— START OF Working data —

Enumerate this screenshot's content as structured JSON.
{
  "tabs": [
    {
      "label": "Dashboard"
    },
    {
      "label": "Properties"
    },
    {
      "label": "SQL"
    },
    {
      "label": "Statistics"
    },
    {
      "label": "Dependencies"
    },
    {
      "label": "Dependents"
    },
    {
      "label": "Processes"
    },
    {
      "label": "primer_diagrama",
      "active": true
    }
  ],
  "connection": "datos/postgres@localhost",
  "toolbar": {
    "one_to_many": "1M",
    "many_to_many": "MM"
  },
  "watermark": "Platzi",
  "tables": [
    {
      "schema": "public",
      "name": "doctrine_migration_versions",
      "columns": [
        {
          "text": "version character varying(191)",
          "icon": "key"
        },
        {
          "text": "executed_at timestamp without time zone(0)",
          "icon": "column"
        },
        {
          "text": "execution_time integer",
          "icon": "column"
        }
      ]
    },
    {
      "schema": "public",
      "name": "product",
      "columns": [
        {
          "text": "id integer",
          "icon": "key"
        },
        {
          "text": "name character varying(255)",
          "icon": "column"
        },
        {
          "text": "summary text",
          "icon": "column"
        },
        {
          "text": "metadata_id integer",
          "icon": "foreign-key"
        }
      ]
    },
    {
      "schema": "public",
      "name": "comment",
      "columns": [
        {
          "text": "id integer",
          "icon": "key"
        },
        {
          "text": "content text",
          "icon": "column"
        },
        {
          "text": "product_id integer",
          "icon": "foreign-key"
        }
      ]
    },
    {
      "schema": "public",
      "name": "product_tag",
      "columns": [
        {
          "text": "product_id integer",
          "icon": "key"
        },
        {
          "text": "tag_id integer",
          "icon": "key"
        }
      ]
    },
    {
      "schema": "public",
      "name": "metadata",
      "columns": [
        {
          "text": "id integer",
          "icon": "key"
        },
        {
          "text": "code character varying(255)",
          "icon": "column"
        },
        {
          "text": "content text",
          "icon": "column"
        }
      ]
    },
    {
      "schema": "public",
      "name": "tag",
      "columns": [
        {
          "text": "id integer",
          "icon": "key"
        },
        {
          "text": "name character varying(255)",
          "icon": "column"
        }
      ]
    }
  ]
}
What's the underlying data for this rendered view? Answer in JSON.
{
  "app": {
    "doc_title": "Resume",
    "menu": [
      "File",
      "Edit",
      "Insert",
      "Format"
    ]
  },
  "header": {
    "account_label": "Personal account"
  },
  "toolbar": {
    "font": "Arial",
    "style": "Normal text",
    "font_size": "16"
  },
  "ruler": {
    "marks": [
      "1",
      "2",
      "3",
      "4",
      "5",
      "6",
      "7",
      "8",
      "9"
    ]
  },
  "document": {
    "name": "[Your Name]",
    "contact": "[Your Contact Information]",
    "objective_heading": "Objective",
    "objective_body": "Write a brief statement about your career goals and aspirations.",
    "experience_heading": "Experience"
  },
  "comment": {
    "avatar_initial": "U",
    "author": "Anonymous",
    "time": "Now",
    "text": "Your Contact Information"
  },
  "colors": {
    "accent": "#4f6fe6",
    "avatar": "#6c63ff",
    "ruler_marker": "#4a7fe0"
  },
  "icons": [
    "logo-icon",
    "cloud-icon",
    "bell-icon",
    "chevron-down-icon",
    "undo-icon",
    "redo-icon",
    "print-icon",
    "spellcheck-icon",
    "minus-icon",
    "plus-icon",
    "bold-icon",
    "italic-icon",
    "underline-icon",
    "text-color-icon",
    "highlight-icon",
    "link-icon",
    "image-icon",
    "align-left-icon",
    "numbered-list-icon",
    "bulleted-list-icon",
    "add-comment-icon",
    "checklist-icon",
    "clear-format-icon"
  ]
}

— END OF Working data —

▶ Problem to solve
For each line above that contains the word "Information", copy that line.

▶ Solution to this exercise
    "contact": "[Your Contact Information]",
    "text": "Your Contact Information"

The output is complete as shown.